• [EXERCISE] Return the data exactly, with all pictures removed.
┌─ RECORD EXTRACTS
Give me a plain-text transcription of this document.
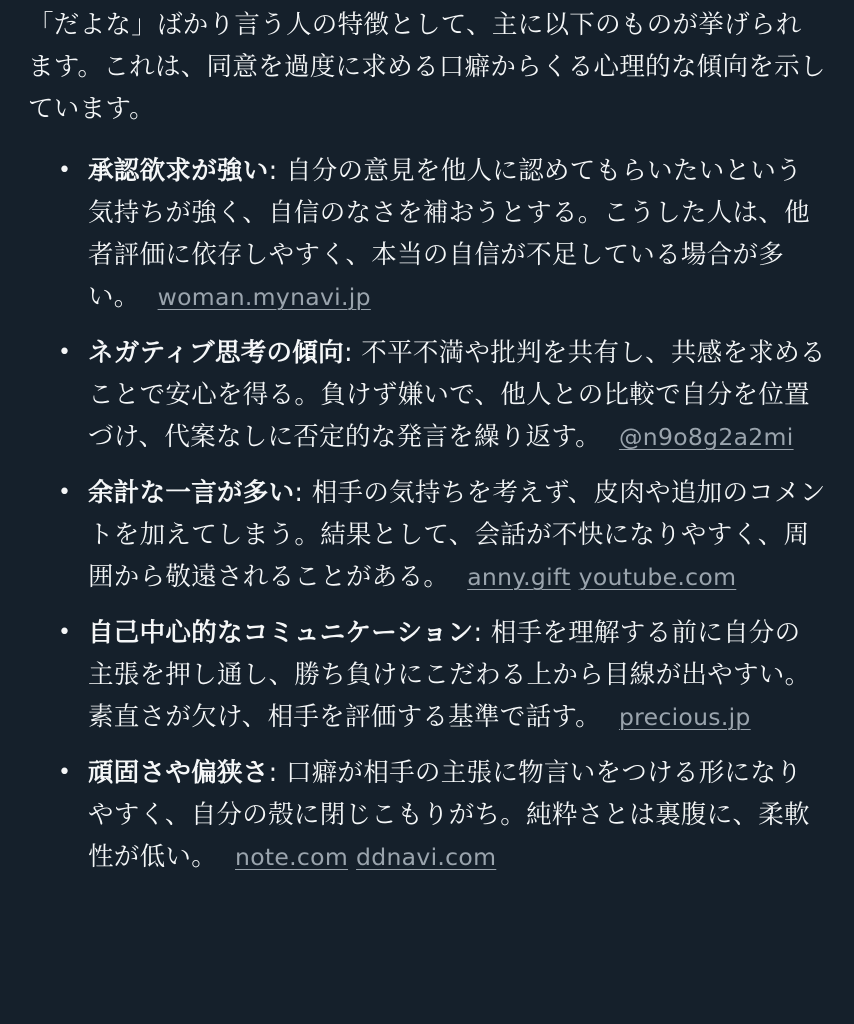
「だよな」ばかり言う人の特徴として、主に以下のものが挙げられます。これは、同意を過度に求める口癖からくる心理的な傾向を示しています。

• 承認欲求が強い: 自分の意見を他人に認めてもらいたいという気持ちが強く、自信のなさを補おうとする。こうした人は、他者評価に依存しやすく、本当の自信が不足している場合が多い。 woman.mynavi.jp
• ネガティブ思考の傾向: 不平不満や批判を共有し、共感を求めることで安心を得る。負けず嫌いで、他人との比較で自分を位置づけ、代案なしに否定的な発言を繰り返す。 @n9o8g2a2mi
• 余計な一言が多い: 相手の気持ちを考えず、皮肉や追加のコメントを加えてしまう。結果として、会話が不快になりやすく、周囲から敬遠されることがある。 anny.gift youtube.com
• 自己中心的なコミュニケーション: 相手を理解する前に自分の主張を押し通し、勝ち負けにこだわる上から目線が出やすい。素直さが欠け、相手を評価する基準で話す。 precious.jp
• 頑固さや偏狭さ: 口癖が相手の主張に物言いをつける形になりやすく、自分の殻に閉じこもりがち。純粋さとは裏腹に、柔軟性が低い。 note.com ddnavi.com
└─
• [RESULT FOR THIS EXERCISE]
Give me a plain-text transcription of this document.
「だよな」ばかり言う人の特徴として、主に以下のものが挙げられます。これは、同意を過度に求める口癖からくる心理的な傾向を示しています。

• 承認欲求が強い: 自分の意見を他人に認めてもらいたいという気持ちが強く、自信のなさを補おうとする。こうした人は、他者評価に依存しやすく、本当の自信が不足している場合が多い。 woman.mynavi.jp
• ネガティブ思考の傾向: 不平不満や批判を共有し、共感を求めることで安心を得る。負けず嫌いで、他人との比較で自分を位置づけ、代案なしに否定的な発言を繰り返す。 @n9o8g2a2mi
• 余計な一言が多い: 相手の気持ちを考えず、皮肉や追加のコメントを加えてしまう。結果として、会話が不快になりやすく、周囲から敬遠されることがある。 anny.gift youtube.com
• 自己中心的なコミュニケーション: 相手を理解する前に自分の主張を押し通し、勝ち負けにこだわる上から目線が出やすい。素直さが欠け、相手を評価する基準で話す。 precious.jp
• 頑固さや偏狭さ: 口癖が相手の主張に物言いをつける形になりやすく、自分の殻に閉じこもりがち。純粋さとは裏腹に、柔軟性が低い。 note.com ddnavi.com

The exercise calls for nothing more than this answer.